• [EXTRACTED MATERIAL]
>>>>
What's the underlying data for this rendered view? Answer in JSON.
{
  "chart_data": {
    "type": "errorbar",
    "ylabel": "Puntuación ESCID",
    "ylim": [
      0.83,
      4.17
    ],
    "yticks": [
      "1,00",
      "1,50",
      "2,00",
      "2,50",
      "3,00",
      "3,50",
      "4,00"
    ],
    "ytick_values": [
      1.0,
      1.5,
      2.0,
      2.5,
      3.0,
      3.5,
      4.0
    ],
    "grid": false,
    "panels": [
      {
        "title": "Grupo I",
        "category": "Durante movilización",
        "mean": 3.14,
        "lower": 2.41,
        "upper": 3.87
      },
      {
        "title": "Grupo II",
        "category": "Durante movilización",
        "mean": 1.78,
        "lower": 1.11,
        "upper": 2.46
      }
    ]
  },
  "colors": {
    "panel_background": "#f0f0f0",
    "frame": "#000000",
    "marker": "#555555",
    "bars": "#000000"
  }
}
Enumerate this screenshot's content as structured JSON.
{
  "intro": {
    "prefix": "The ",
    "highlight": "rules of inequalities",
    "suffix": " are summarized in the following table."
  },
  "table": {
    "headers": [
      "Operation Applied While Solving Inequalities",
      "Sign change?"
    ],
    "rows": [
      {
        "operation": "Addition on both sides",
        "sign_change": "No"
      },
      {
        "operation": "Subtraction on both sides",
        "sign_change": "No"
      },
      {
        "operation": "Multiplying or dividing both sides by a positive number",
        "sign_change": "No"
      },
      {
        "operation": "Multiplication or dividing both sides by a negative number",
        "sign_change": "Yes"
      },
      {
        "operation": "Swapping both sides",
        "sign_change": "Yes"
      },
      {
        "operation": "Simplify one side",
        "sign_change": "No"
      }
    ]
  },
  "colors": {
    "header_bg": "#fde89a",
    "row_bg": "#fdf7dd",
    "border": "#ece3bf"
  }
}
<<<<
• [GIVEN EXERCISE]
How many of the lines above contain the string "both"? Give the number only.

• [SOLVED PROBLEM]
5